§ STORED ROWS
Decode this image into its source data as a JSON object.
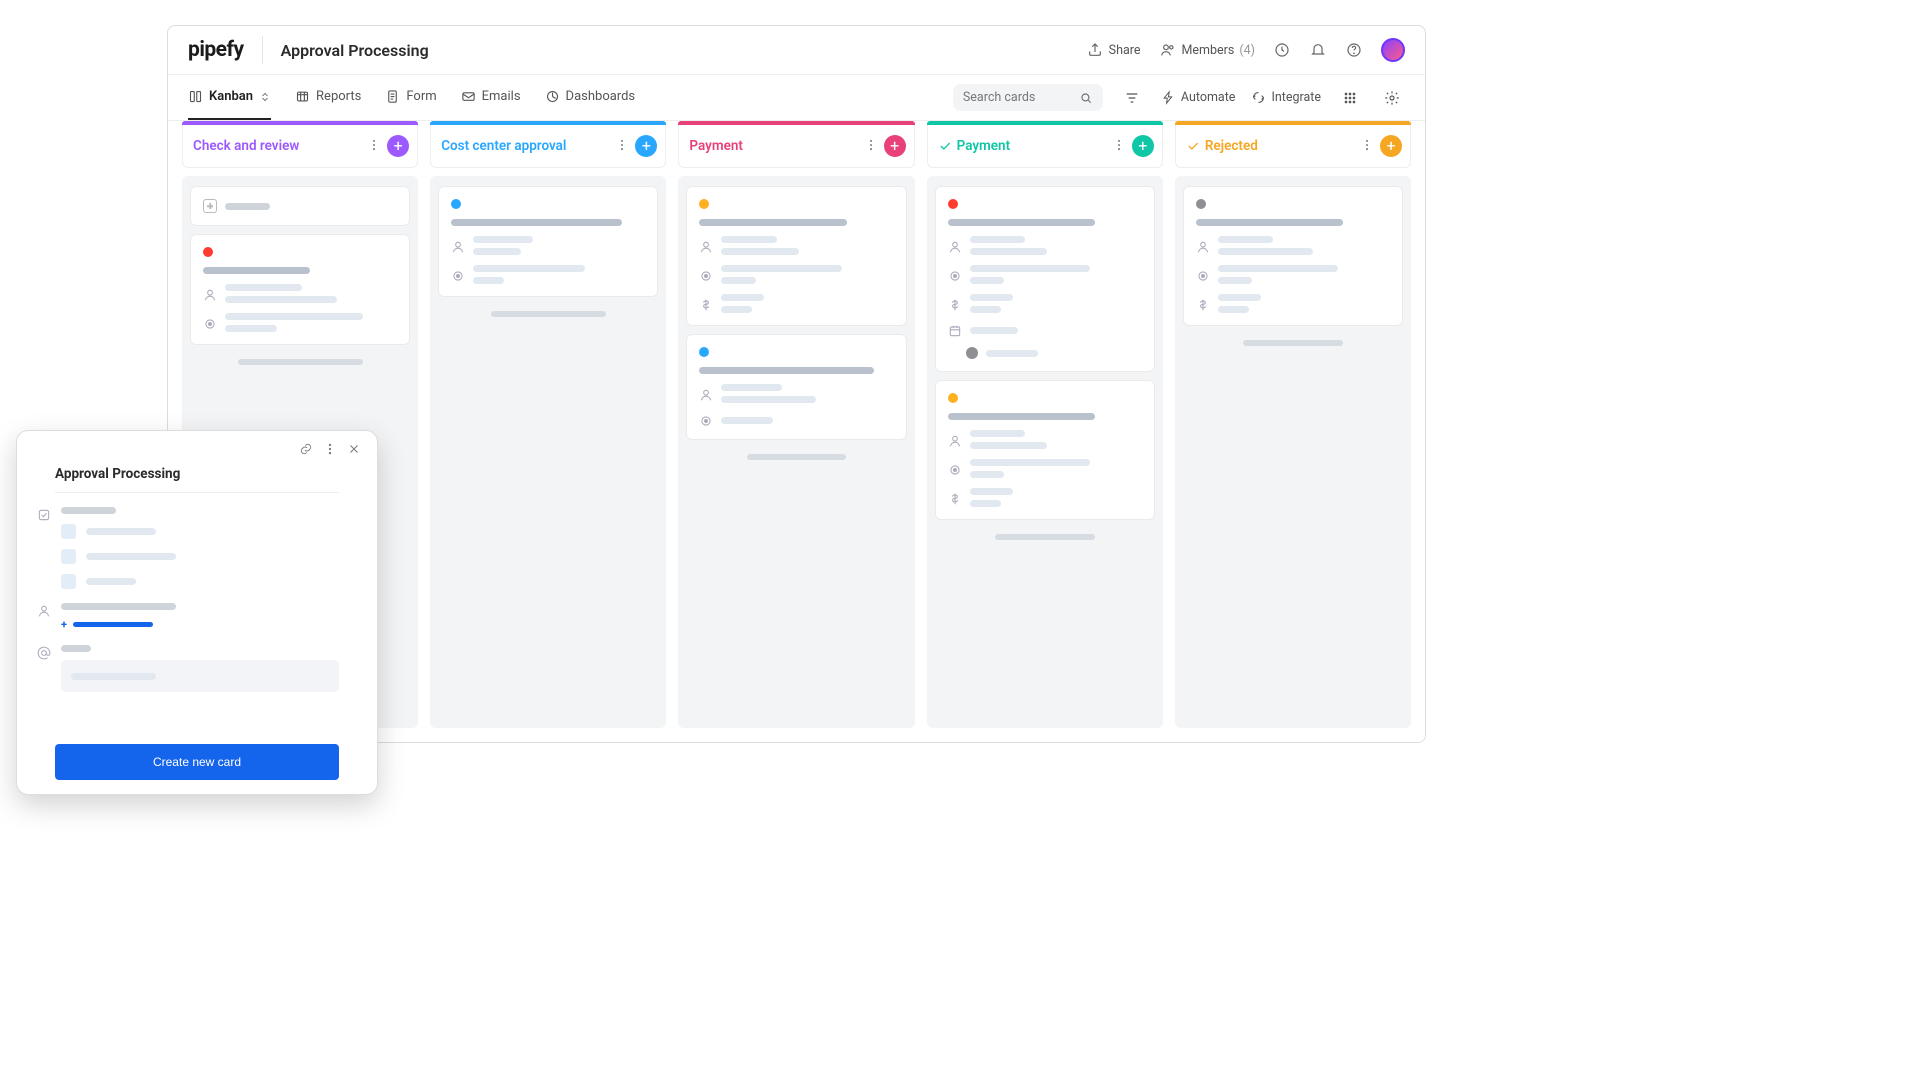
{
  "brand": "pipefy",
  "page_title": "Approval Processing",
  "header": {
    "share": "Share",
    "members": "Members",
    "members_count": "(4)"
  },
  "tabs": {
    "kanban": "Kanban",
    "reports": "Reports",
    "form": "Form",
    "emails": "Emails",
    "dashboards": "Dashboards"
  },
  "search": {
    "placeholder": "Search cards"
  },
  "actions": {
    "automate": "Automate",
    "integrate": "Integrate"
  },
  "columns": {
    "c1": {
      "title": "Check and review",
      "accent": "purple"
    },
    "c2": {
      "title": "Cost center approval",
      "accent": "blue"
    },
    "c3": {
      "title": "Payment",
      "accent": "pink",
      "prefix": ""
    },
    "c4": {
      "title": "Payment",
      "accent": "teal",
      "prefix": "check"
    },
    "c5": {
      "title": "Rejected",
      "accent": "orange",
      "prefix": "check"
    }
  },
  "modal": {
    "title": "Approval Processing",
    "cta": "Create new card",
    "add_link": ""
  }
}
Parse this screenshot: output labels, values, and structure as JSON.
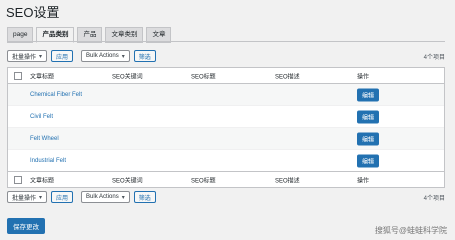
{
  "page": {
    "title": "SEO设置"
  },
  "tabs": [
    {
      "label": "page"
    },
    {
      "label": "产品类别"
    },
    {
      "label": "产品"
    },
    {
      "label": "文章类别"
    },
    {
      "label": "文章"
    }
  ],
  "toolbar": {
    "bulk_select_label": "批量操作",
    "apply_label": "应用",
    "bulk_actions_label": "Bulk Actions",
    "filter_label": "筛选",
    "item_count": "4个项目"
  },
  "table": {
    "headers": [
      "文章标题",
      "SEO关键词",
      "SEO标题",
      "SEO描述",
      "操作"
    ],
    "rows": [
      {
        "title": "Chemical Fiber Felt",
        "action": "编辑"
      },
      {
        "title": "Civil Felt",
        "action": "编辑"
      },
      {
        "title": "Felt Wheel",
        "action": "编辑"
      },
      {
        "title": "Industrial Felt",
        "action": "编辑"
      }
    ]
  },
  "save_label": "保存更改",
  "watermark": "搜狐号@蛙蛙科学院"
}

§ DIRECTIVE
Quote each record exactly as it stands, minus the pictures.

§ ANSWER IN FULL
Decode this image into its source data as a JSON object.
{
  "brand": "pipefy",
  "page_title": "Approval Processing",
  "header": {
    "share": "Share",
    "members": "Members",
    "members_count": "(4)"
  },
  "tabs": {
    "kanban": "Kanban",
    "reports": "Reports",
    "form": "Form",
    "emails": "Emails",
    "dashboards": "Dashboards"
  },
  "search": {
    "placeholder": "Search cards"
  },
  "actions": {
    "automate": "Automate",
    "integrate": "Integrate"
  },
  "columns": {
    "c1": {
      "title": "Check and review",
      "accent": "purple"
    },
    "c2": {
      "title": "Cost center approval",
      "accent": "blue"
    },
    "c3": {
      "title": "Payment",
      "accent": "pink",
      "prefix": ""
    },
    "c4": {
      "title": "Payment",
      "accent": "teal",
      "prefix": "check"
    },
    "c5": {
      "title": "Rejected",
      "accent": "orange",
      "prefix": "check"
    }
  },
  "modal": {
    "title": "Approval Processing",
    "cta": "Create new card",
    "add_link": ""
  }
}
Parse this screenshot: output labels, values, and structure as JSON.
{
  "page": {
    "title": "SEO设置"
  },
  "tabs": [
    {
      "label": "page"
    },
    {
      "label": "产品类别"
    },
    {
      "label": "产品"
    },
    {
      "label": "文章类别"
    },
    {
      "label": "文章"
    }
  ],
  "toolbar": {
    "bulk_select_label": "批量操作",
    "apply_label": "应用",
    "bulk_actions_label": "Bulk Actions",
    "filter_label": "筛选",
    "item_count": "4个项目"
  },
  "table": {
    "headers": [
      "文章标题",
      "SEO关键词",
      "SEO标题",
      "SEO描述",
      "操作"
    ],
    "rows": [
      {
        "title": "Chemical Fiber Felt",
        "action": "编辑"
      },
      {
        "title": "Civil Felt",
        "action": "编辑"
      },
      {
        "title": "Felt Wheel",
        "action": "编辑"
      },
      {
        "title": "Industrial Felt",
        "action": "编辑"
      }
    ]
  },
  "save_label": "保存更改",
  "watermark": "搜狐号@蛙蛙科学院"
}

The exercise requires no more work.